* [JOB]
List every line in this data where the string "επιστολήν" occurs.

* [DATA PROVIDED]
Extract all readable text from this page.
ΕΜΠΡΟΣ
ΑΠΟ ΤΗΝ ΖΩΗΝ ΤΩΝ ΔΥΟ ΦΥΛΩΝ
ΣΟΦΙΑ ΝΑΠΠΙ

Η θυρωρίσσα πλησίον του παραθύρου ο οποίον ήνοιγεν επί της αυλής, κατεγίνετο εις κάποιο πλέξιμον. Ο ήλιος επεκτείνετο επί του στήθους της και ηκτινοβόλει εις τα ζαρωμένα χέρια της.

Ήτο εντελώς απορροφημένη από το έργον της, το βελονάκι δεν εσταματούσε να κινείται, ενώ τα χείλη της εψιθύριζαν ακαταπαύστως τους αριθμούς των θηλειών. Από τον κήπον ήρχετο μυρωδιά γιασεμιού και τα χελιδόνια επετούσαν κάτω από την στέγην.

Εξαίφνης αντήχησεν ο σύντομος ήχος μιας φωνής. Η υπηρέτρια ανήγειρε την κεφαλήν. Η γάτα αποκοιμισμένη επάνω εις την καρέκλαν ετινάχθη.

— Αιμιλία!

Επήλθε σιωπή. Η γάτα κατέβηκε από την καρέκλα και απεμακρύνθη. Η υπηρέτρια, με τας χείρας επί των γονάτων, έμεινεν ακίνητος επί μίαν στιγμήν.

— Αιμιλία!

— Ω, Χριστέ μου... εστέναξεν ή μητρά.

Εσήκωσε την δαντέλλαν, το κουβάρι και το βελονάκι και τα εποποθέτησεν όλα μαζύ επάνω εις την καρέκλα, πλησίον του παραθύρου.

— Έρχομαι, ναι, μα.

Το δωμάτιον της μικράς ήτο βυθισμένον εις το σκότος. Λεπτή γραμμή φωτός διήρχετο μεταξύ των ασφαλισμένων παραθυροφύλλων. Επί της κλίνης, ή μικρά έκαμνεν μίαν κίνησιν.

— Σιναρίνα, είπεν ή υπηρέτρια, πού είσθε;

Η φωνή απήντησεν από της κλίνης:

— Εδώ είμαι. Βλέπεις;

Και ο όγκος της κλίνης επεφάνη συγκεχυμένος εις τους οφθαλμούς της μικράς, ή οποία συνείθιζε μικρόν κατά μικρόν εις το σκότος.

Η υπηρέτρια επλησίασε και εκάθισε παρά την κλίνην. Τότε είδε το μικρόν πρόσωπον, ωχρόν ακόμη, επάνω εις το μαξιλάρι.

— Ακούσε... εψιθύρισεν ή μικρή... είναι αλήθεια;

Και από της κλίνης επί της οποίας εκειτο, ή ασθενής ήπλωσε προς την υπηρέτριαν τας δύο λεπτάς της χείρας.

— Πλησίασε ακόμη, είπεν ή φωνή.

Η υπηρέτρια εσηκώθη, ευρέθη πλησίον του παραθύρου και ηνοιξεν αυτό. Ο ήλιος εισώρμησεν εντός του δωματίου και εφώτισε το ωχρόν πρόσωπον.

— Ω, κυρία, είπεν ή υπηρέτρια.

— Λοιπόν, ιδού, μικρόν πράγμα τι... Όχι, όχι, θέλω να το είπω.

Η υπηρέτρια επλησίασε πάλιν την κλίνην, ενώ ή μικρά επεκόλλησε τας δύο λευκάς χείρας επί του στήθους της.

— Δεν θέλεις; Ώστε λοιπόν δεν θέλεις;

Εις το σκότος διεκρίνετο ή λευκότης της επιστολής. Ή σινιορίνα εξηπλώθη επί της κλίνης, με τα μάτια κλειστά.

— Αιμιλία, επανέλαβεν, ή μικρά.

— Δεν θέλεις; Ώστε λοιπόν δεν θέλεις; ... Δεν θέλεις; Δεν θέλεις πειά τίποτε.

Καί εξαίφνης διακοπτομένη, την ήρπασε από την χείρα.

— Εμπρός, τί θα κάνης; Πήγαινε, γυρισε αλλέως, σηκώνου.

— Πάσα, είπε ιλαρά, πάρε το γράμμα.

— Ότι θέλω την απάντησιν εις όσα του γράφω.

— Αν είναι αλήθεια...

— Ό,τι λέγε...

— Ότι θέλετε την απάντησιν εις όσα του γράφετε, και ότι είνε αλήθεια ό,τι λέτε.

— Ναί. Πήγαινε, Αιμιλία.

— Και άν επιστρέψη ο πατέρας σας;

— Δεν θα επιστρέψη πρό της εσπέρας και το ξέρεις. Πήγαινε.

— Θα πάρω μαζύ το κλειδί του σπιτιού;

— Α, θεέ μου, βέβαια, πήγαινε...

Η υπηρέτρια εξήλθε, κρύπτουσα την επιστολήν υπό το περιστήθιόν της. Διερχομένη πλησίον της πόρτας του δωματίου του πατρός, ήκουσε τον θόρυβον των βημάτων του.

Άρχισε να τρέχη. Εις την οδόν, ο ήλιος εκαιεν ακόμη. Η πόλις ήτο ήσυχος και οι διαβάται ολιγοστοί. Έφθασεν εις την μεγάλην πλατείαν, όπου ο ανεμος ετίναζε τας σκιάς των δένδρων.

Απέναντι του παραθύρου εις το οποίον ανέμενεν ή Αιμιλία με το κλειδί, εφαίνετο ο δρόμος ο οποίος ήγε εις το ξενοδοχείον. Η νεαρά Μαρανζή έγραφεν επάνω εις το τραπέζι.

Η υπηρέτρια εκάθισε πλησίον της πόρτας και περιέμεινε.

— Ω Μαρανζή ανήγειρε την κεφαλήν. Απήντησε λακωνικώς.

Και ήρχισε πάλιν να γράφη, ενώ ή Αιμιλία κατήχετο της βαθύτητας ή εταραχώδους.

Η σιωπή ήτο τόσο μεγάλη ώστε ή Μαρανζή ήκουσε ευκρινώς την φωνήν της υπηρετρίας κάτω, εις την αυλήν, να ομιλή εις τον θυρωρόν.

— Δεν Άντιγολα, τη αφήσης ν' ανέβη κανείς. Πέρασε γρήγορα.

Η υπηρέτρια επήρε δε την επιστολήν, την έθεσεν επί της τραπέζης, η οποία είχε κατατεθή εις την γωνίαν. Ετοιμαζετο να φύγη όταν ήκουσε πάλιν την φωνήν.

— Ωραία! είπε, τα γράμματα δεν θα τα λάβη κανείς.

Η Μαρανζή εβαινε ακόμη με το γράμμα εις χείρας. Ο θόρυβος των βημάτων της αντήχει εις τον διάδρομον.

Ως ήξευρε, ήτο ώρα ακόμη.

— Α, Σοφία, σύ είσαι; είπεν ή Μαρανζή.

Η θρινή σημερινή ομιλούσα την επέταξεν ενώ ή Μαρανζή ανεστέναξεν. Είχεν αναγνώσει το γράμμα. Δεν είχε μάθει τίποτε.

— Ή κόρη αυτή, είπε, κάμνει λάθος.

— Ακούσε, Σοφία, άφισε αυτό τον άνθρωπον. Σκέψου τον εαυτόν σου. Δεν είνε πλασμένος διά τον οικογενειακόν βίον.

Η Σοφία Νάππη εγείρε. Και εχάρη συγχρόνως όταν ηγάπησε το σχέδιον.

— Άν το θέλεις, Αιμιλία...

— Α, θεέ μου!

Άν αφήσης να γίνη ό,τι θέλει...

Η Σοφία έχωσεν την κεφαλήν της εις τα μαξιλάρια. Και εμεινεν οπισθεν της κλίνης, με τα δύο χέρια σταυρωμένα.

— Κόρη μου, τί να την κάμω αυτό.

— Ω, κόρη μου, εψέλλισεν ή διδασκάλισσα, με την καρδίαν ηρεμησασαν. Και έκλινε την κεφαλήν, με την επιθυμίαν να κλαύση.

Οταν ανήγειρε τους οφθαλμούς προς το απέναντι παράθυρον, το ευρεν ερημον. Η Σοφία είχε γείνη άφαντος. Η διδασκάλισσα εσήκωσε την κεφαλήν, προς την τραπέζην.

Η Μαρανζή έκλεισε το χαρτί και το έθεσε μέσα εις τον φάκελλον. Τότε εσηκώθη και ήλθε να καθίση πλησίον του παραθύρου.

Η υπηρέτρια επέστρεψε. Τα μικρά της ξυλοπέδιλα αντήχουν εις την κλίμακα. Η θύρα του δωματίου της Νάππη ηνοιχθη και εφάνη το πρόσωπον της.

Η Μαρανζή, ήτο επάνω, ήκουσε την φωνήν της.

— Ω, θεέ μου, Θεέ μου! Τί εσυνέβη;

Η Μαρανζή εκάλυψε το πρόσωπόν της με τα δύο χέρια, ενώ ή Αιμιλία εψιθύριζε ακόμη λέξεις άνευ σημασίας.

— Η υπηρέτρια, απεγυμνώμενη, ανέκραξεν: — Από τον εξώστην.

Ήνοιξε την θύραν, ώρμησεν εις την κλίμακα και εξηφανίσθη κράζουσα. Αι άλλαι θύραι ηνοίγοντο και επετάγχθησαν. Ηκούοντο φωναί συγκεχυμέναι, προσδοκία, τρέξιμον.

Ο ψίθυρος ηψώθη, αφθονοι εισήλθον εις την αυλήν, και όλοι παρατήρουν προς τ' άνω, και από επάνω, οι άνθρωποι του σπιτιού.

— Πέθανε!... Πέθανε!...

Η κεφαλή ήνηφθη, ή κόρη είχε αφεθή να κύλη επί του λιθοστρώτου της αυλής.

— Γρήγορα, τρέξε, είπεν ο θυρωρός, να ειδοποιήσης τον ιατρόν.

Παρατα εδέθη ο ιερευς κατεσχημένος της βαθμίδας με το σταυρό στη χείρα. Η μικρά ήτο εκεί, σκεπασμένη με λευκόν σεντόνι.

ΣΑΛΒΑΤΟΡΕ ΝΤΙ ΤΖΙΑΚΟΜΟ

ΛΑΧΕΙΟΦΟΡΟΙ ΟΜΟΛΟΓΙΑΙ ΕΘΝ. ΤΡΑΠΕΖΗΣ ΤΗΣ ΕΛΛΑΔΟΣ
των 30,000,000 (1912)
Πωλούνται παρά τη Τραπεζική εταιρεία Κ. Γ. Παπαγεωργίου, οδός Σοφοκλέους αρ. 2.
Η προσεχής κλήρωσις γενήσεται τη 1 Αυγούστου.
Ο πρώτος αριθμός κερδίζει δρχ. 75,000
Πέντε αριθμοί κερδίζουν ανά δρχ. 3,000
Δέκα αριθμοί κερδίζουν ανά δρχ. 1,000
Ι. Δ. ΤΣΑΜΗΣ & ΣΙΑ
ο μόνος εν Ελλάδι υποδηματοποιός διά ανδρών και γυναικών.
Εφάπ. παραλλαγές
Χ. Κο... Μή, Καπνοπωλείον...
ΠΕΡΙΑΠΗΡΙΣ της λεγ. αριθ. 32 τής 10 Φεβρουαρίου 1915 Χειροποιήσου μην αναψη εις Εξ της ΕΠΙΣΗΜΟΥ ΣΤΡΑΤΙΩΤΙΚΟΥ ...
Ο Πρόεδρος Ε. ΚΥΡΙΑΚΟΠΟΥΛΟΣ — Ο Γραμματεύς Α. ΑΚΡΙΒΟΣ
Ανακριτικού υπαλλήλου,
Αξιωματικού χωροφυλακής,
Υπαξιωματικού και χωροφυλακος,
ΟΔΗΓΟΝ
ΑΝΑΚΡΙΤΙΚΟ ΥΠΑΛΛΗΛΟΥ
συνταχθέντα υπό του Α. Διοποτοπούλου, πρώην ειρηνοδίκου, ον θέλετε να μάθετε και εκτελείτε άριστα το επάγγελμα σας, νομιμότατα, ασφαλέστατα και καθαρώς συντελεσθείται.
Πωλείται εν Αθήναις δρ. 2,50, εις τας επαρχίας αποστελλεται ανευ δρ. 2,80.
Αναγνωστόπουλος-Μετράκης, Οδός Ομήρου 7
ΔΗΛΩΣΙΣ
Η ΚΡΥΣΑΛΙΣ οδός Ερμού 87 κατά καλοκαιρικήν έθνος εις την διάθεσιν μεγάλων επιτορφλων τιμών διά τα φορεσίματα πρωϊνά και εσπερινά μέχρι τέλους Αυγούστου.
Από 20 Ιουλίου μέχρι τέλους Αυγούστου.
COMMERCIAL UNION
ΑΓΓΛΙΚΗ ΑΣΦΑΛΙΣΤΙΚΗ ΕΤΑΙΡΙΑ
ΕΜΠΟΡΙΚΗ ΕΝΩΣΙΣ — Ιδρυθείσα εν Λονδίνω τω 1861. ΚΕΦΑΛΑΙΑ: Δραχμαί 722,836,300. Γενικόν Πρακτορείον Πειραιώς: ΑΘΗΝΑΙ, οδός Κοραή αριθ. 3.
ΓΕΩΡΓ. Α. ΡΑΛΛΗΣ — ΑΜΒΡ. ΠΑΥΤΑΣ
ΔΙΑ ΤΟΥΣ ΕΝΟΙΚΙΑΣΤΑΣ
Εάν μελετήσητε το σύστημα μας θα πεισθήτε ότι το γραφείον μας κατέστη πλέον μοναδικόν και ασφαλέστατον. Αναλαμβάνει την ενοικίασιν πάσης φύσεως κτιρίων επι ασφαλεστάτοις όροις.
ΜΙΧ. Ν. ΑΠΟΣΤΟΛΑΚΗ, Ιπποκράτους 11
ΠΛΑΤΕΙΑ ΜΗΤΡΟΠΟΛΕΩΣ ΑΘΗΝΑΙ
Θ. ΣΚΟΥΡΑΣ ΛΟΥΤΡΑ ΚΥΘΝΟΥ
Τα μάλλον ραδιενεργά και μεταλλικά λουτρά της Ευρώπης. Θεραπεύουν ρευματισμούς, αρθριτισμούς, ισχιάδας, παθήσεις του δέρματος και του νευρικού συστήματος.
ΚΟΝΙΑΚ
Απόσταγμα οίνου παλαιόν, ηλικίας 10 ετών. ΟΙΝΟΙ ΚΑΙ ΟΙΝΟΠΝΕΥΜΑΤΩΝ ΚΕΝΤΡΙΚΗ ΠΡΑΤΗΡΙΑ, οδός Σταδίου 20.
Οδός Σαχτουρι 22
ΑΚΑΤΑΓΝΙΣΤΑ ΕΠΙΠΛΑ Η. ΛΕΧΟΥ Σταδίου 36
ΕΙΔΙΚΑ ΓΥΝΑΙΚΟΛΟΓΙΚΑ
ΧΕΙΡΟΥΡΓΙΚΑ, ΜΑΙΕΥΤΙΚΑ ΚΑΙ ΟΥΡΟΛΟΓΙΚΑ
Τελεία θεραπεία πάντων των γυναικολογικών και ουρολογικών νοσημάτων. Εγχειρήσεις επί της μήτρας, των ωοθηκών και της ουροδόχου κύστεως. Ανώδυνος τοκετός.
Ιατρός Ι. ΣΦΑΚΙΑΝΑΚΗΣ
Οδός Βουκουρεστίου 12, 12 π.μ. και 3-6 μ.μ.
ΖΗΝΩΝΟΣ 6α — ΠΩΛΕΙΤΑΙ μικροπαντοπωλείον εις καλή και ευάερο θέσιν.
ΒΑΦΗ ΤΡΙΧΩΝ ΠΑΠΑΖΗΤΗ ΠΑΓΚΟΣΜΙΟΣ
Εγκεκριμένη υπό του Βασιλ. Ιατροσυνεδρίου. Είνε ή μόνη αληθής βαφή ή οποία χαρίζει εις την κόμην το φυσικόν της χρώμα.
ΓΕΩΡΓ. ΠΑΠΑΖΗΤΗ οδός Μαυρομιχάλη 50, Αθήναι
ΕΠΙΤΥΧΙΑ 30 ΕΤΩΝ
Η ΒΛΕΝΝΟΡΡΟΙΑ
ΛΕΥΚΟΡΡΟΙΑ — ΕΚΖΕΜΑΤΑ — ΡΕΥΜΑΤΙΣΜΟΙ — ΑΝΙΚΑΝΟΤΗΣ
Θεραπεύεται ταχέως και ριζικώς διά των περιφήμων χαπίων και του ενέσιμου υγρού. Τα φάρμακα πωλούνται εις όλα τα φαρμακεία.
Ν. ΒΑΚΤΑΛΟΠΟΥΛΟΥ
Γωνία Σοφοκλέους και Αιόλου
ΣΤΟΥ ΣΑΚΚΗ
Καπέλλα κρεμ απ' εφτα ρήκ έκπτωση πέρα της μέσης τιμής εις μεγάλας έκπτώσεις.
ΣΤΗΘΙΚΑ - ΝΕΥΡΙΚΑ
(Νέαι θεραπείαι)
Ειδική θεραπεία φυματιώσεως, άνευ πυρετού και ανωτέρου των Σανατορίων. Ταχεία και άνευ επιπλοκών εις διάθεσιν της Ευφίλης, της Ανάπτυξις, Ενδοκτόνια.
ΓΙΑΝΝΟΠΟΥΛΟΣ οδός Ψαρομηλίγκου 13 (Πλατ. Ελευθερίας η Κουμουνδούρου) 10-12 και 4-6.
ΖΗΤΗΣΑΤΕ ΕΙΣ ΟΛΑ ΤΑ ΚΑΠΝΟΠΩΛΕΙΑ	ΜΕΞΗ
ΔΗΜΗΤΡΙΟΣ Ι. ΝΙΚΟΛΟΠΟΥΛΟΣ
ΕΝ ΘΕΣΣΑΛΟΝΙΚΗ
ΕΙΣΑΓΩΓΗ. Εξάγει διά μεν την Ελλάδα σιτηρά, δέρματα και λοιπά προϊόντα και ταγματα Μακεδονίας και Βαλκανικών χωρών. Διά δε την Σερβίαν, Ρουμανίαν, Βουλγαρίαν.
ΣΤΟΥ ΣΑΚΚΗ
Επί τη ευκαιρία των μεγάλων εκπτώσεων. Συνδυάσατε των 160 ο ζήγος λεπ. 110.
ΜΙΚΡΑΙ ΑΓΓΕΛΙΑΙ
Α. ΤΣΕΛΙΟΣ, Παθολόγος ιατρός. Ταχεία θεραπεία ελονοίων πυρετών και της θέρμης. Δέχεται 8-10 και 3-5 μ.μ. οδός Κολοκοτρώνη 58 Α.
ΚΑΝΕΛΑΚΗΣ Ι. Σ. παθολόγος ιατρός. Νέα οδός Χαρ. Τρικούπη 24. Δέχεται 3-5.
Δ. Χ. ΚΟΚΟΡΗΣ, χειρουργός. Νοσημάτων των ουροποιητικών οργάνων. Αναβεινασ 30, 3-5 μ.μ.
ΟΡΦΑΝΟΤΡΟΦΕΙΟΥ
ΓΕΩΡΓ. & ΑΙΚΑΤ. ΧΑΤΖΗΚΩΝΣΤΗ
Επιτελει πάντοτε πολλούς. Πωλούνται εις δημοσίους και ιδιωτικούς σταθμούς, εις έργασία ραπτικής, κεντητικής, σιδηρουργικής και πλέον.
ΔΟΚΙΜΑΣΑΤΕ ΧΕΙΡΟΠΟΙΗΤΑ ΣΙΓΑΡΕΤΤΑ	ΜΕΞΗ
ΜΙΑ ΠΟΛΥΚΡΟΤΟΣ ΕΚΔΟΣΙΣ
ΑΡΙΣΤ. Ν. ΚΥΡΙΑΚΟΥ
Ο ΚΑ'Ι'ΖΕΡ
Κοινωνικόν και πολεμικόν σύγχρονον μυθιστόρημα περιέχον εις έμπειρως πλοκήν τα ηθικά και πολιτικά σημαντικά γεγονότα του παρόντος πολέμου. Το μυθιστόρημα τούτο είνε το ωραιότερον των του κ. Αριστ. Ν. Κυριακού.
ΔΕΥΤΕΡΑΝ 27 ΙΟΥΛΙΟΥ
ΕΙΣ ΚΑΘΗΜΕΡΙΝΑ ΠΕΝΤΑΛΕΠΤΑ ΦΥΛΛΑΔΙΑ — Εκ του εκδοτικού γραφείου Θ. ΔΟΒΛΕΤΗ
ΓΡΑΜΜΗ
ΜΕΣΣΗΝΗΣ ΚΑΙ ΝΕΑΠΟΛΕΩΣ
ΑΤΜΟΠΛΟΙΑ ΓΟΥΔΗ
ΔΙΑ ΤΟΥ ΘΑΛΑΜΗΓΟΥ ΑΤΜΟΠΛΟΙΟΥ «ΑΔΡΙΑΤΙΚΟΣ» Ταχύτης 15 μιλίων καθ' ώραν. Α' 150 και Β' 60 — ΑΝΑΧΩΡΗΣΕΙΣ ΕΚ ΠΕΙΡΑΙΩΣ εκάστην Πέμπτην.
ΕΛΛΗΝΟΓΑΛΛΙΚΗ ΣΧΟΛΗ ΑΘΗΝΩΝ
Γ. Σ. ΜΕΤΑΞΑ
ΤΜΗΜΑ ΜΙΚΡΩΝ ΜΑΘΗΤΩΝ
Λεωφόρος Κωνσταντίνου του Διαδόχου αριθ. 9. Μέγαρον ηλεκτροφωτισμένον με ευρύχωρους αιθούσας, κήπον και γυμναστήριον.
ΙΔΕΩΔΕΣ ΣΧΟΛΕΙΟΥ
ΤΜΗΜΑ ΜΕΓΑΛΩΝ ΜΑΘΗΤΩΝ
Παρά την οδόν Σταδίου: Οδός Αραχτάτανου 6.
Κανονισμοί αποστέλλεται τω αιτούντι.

* [EXERCISE OUTPUT]
Η υπηρέτρια εξήλθε, κρύπτουσα την επιστολήν υπό το περιστήθιόν της. Διερχομένη πλησίον της πόρτας του δωματίου του πατρός, ήκουσε τον θόρυβον των βημάτων του.
Η υπηρέτρια επήρε δε την επιστολήν, την έθεσεν επί της τραπέζης, η οποία είχε κατατεθή εις την γωνίαν. Ετοιμαζετο να φύγη όταν ήκουσε πάλιν την φωνήν.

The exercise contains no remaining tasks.